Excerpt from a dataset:
━━━━━━

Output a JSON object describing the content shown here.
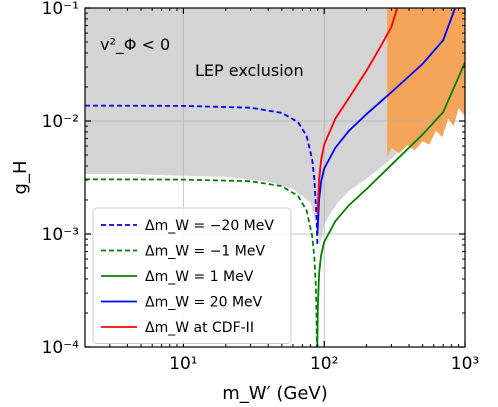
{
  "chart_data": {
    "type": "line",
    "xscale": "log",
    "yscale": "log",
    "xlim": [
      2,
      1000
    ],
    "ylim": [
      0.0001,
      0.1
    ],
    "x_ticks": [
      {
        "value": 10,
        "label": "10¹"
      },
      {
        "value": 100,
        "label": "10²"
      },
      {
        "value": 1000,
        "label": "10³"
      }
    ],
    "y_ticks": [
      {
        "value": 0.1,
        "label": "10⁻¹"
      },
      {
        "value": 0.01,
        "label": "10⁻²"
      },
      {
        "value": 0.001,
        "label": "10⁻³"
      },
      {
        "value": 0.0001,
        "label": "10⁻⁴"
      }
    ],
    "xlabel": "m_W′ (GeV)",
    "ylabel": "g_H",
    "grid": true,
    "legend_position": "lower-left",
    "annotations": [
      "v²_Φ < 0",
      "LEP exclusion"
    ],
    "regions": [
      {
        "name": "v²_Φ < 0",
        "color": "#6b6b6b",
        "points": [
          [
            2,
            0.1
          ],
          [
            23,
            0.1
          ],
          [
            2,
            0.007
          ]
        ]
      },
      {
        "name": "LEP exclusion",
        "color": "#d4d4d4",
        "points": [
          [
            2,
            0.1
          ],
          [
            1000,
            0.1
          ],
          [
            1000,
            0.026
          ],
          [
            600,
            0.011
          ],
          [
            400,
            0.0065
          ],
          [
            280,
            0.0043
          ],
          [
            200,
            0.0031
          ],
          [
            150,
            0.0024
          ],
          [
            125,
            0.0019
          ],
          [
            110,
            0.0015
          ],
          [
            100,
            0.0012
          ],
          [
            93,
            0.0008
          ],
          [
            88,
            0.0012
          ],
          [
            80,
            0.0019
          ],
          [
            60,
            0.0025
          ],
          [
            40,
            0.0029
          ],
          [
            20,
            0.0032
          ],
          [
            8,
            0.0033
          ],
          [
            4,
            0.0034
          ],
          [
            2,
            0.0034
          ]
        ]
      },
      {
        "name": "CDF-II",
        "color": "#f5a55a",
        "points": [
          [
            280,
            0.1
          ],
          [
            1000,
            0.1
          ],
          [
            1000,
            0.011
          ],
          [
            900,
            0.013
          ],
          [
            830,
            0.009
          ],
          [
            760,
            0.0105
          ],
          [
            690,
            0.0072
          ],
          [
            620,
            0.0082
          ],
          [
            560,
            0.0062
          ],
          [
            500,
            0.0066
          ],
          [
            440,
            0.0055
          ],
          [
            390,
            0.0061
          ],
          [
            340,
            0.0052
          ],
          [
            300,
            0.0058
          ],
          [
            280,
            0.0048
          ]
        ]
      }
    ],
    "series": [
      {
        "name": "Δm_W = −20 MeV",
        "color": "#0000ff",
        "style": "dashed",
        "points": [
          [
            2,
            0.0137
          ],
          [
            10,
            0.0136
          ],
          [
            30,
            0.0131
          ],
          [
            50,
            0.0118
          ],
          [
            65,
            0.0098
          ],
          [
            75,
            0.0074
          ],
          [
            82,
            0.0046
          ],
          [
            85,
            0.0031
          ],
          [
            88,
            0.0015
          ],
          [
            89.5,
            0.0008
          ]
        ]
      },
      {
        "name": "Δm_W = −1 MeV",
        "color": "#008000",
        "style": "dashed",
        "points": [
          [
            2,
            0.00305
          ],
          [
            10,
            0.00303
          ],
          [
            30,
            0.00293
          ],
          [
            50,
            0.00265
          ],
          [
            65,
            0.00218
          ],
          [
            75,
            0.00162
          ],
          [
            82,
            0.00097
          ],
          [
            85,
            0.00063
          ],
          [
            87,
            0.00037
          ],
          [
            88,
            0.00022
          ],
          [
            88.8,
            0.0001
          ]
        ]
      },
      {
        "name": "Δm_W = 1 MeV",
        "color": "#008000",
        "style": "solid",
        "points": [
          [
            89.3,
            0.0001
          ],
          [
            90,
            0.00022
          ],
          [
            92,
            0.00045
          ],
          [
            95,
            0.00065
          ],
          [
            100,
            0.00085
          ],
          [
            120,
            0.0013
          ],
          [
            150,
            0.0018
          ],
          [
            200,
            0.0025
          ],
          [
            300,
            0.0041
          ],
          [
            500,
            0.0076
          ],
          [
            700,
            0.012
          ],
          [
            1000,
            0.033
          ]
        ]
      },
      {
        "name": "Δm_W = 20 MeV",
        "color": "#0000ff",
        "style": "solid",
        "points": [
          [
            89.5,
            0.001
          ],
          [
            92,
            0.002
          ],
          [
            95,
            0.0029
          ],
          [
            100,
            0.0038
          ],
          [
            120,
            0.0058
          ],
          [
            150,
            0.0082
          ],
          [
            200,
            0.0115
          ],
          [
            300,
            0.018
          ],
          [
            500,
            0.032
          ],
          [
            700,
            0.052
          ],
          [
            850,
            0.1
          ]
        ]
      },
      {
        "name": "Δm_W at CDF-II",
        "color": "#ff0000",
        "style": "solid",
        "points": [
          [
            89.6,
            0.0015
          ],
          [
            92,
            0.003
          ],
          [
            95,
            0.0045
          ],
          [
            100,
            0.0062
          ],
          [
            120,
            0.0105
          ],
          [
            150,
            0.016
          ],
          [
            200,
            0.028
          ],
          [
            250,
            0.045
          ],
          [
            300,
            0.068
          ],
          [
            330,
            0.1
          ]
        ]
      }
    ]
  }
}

━━━━━━

#### WRITTEN TASK:
Extract all the data above exactly, excluding every picture.

#### WRITTEN SOLUTION:
Output a JSON object describing the content shown here.
{
  "chart_data": {
    "type": "line",
    "xscale": "log",
    "yscale": "log",
    "xlim": [
      2,
      1000
    ],
    "ylim": [
      0.0001,
      0.1
    ],
    "x_ticks": [
      {
        "value": 10,
        "label": "10¹"
      },
      {
        "value": 100,
        "label": "10²"
      },
      {
        "value": 1000,
        "label": "10³"
      }
    ],
    "y_ticks": [
      {
        "value": 0.1,
        "label": "10⁻¹"
      },
      {
        "value": 0.01,
        "label": "10⁻²"
      },
      {
        "value": 0.001,
        "label": "10⁻³"
      },
      {
        "value": 0.0001,
        "label": "10⁻⁴"
      }
    ],
    "xlabel": "m_W′ (GeV)",
    "ylabel": "g_H",
    "grid": true,
    "legend_position": "lower-left",
    "annotations": [
      "v²_Φ < 0",
      "LEP exclusion"
    ],
    "regions": [
      {
        "name": "v²_Φ < 0",
        "color": "#6b6b6b",
        "points": [
          [
            2,
            0.1
          ],
          [
            23,
            0.1
          ],
          [
            2,
            0.007
          ]
        ]
      },
      {
        "name": "LEP exclusion",
        "color": "#d4d4d4",
        "points": [
          [
            2,
            0.1
          ],
          [
            1000,
            0.1
          ],
          [
            1000,
            0.026
          ],
          [
            600,
            0.011
          ],
          [
            400,
            0.0065
          ],
          [
            280,
            0.0043
          ],
          [
            200,
            0.0031
          ],
          [
            150,
            0.0024
          ],
          [
            125,
            0.0019
          ],
          [
            110,
            0.0015
          ],
          [
            100,
            0.0012
          ],
          [
            93,
            0.0008
          ],
          [
            88,
            0.0012
          ],
          [
            80,
            0.0019
          ],
          [
            60,
            0.0025
          ],
          [
            40,
            0.0029
          ],
          [
            20,
            0.0032
          ],
          [
            8,
            0.0033
          ],
          [
            4,
            0.0034
          ],
          [
            2,
            0.0034
          ]
        ]
      },
      {
        "name": "CDF-II",
        "color": "#f5a55a",
        "points": [
          [
            280,
            0.1
          ],
          [
            1000,
            0.1
          ],
          [
            1000,
            0.011
          ],
          [
            900,
            0.013
          ],
          [
            830,
            0.009
          ],
          [
            760,
            0.0105
          ],
          [
            690,
            0.0072
          ],
          [
            620,
            0.0082
          ],
          [
            560,
            0.0062
          ],
          [
            500,
            0.0066
          ],
          [
            440,
            0.0055
          ],
          [
            390,
            0.0061
          ],
          [
            340,
            0.0052
          ],
          [
            300,
            0.0058
          ],
          [
            280,
            0.0048
          ]
        ]
      }
    ],
    "series": [
      {
        "name": "Δm_W = −20 MeV",
        "color": "#0000ff",
        "style": "dashed",
        "points": [
          [
            2,
            0.0137
          ],
          [
            10,
            0.0136
          ],
          [
            30,
            0.0131
          ],
          [
            50,
            0.0118
          ],
          [
            65,
            0.0098
          ],
          [
            75,
            0.0074
          ],
          [
            82,
            0.0046
          ],
          [
            85,
            0.0031
          ],
          [
            88,
            0.0015
          ],
          [
            89.5,
            0.0008
          ]
        ]
      },
      {
        "name": "Δm_W = −1 MeV",
        "color": "#008000",
        "style": "dashed",
        "points": [
          [
            2,
            0.00305
          ],
          [
            10,
            0.00303
          ],
          [
            30,
            0.00293
          ],
          [
            50,
            0.00265
          ],
          [
            65,
            0.00218
          ],
          [
            75,
            0.00162
          ],
          [
            82,
            0.00097
          ],
          [
            85,
            0.00063
          ],
          [
            87,
            0.00037
          ],
          [
            88,
            0.00022
          ],
          [
            88.8,
            0.0001
          ]
        ]
      },
      {
        "name": "Δm_W = 1 MeV",
        "color": "#008000",
        "style": "solid",
        "points": [
          [
            89.3,
            0.0001
          ],
          [
            90,
            0.00022
          ],
          [
            92,
            0.00045
          ],
          [
            95,
            0.00065
          ],
          [
            100,
            0.00085
          ],
          [
            120,
            0.0013
          ],
          [
            150,
            0.0018
          ],
          [
            200,
            0.0025
          ],
          [
            300,
            0.0041
          ],
          [
            500,
            0.0076
          ],
          [
            700,
            0.012
          ],
          [
            1000,
            0.033
          ]
        ]
      },
      {
        "name": "Δm_W = 20 MeV",
        "color": "#0000ff",
        "style": "solid",
        "points": [
          [
            89.5,
            0.001
          ],
          [
            92,
            0.002
          ],
          [
            95,
            0.0029
          ],
          [
            100,
            0.0038
          ],
          [
            120,
            0.0058
          ],
          [
            150,
            0.0082
          ],
          [
            200,
            0.0115
          ],
          [
            300,
            0.018
          ],
          [
            500,
            0.032
          ],
          [
            700,
            0.052
          ],
          [
            850,
            0.1
          ]
        ]
      },
      {
        "name": "Δm_W at CDF-II",
        "color": "#ff0000",
        "style": "solid",
        "points": [
          [
            89.6,
            0.0015
          ],
          [
            92,
            0.003
          ],
          [
            95,
            0.0045
          ],
          [
            100,
            0.0062
          ],
          [
            120,
            0.0105
          ],
          [
            150,
            0.016
          ],
          [
            200,
            0.028
          ],
          [
            250,
            0.045
          ],
          [
            300,
            0.068
          ],
          [
            330,
            0.1
          ]
        ]
      }
    ]
  }
}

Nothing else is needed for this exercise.